## 你的目标
从最后一句之后接着写,把这篇比较电影《夜莺》与《蝴蝶》的评论续写下去。

## 选文
倫理親情的表達、情感的修復是《夜鶯》和《蝴蝶》的共同主線,也是這兩部影片的落腳點。相比較而言,《蝴蝶》基于家庭而超越家庭,包括通過主人公與偶遇的旅行者、陌生的登山人等短暫的交往中釋放出人類對人生的不同認識。《夜鶯》融入了更多的中國“和”意識,“和”不僅是人與人之間的“和”,也代表了人與自身的和解以及對自我的找尋。
在《蝴蝶》和《夜鶯》兩部電影中,動物和自然界是貫穿敘事主線的重要意象。《蝴蝶》把自然置于開放的空間,在這個開放的空間中,女孩埃爾莎感受到自然的魅力,當她在森林里看到母鹿被射殺后,她理解了什么是非法偷獵者,所以當她看到朱利安把蝴蝶放在裝有氰酸鉀棉球的罐子做標本時,她轉而輕視這個“非法偷獵者”,并做出一些反叛的行為。電影通過埃爾莎的視角展現了人類正在破壞著生態。“人類中心主義”世界觀認為,一切應當以人類的利益為出發點和歸宿,因此,“我們今天所面臨的全球性生態危機,起因不在生態系統自身,而在于我們的文化系統。要渡過這一危機,必須盡可能清楚地理解我們的文化對自然的影響。”人類應該對自然進行有限地改造,而不是對無限地掠取。導演把人的自然天性與大自然本來的天性聯系在一起,飽含對自然生命細致入微地觀察和闡釋,“人對精神家園的追求、人與自身心靈的對話”。

## 记录清单
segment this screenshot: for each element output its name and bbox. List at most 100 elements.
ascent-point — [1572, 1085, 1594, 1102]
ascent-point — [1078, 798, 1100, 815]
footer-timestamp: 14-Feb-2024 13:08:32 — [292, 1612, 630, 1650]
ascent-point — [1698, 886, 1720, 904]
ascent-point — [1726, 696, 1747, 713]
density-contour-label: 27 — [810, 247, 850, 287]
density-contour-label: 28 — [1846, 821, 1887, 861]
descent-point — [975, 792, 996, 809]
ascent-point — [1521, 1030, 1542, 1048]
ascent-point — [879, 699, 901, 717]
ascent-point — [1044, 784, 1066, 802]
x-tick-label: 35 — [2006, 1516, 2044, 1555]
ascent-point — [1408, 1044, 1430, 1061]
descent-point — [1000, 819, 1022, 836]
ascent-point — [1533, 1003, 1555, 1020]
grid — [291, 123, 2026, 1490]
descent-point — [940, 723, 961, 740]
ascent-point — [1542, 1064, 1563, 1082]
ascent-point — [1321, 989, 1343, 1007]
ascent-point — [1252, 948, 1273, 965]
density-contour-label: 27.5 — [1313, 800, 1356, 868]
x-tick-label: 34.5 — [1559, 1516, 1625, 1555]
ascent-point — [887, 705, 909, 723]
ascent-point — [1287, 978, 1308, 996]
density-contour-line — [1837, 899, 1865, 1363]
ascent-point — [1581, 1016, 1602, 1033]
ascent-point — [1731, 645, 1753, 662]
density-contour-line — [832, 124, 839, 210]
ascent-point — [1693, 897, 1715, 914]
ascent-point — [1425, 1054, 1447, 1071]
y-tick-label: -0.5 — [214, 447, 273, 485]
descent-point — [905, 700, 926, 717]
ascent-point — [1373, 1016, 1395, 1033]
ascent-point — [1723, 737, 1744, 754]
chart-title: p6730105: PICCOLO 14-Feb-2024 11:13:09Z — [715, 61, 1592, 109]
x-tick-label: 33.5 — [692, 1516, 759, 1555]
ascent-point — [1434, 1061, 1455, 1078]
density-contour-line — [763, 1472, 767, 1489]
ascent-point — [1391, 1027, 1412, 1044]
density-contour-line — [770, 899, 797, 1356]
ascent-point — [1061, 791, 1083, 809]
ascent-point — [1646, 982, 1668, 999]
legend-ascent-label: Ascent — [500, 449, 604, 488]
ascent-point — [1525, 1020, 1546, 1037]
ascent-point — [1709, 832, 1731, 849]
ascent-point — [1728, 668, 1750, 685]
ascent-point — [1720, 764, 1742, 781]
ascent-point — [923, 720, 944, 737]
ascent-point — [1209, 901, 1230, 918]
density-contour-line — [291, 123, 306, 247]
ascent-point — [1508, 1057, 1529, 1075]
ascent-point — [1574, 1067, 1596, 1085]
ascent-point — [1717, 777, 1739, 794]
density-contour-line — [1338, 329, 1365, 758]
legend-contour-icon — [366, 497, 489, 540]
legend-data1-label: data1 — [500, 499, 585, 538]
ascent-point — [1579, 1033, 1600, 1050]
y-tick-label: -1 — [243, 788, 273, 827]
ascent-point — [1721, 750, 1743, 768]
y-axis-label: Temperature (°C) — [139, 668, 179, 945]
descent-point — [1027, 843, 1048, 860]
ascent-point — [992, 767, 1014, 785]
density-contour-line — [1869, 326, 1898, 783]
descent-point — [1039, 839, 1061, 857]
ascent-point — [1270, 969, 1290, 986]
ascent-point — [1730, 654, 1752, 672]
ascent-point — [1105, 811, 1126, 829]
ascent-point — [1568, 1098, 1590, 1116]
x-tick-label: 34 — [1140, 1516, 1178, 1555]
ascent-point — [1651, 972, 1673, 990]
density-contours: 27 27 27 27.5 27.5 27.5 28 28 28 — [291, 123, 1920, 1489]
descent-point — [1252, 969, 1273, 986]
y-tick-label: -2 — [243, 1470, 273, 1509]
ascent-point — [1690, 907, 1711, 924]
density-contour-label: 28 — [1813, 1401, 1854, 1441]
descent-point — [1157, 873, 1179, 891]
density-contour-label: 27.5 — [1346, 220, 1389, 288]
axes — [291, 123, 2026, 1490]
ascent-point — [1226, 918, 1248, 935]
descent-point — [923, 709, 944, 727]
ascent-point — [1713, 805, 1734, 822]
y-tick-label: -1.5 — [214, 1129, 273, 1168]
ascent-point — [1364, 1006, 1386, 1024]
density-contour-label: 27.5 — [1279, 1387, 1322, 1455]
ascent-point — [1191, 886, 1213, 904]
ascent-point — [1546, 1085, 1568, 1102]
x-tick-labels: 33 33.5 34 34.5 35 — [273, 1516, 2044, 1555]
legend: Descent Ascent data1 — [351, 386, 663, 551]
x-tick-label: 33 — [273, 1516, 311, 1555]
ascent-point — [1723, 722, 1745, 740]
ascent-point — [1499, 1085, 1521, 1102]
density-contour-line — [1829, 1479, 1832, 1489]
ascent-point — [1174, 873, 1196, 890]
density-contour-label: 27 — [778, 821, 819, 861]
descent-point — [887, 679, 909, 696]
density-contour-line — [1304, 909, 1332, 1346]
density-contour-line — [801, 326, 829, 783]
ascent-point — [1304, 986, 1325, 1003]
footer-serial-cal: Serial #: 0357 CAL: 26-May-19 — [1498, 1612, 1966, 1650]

## 本题作答
《夜鶯》中,自然是需要人的呼喚的,就如人摹仿夜鶯的叫聲,能使夜鶯重新歌唱。《夜鶯》崇尚天人合一的思想,它把自然置于與城市對立的空間,體現出城市和鄉村的交錯與沖突,透過兒童的視野,描寫時代大環境的變遷。自然代表著兒童的天性,一開始,任幸的純真天性被物質所包裹,后來經過與爺爺結伴而行的一段回家旅途,兒童的純真被呼喚回來,這段經歷也是她與大自然最為接近的一段人生經歷。《夜鶯》不僅表達了人與自然的問題,也把目光聚焦到了人與人之間的生態和諧上。在回鄉的路途中,任幸漸漸遠離了城市喧囂,和爺爺一起行走在天地自然間,像自然人一樣在山洞中睡覺,和村寨小孩嬉鬧玩耍,在這里她學會爬樹、收稻子、與朋友分享。在這里她融入到了自然中,釋放了天性,喚醒了“天真”。葉落歸根是人們與生俱來的鄉土情懷,也是任幸爺爺的唯一心愿,見證了城市的變遷,他渴望重新回歸自然、回到故鄉。“倘若老人將重要的知識傳給了孫輩,那么孫子輩將帶給老人神奇的童年以報答老人的恩惠。”通過這段旅程,任幸找回了童心和天性,而她的天真活潑也漸漸同化了爺爺,打破了爺爺不變的生活,讓爺爺的心靈重新獲得了自由。兒童的天性在與人倫合一,個人身份與家庭身份、文化身份達成良好契合。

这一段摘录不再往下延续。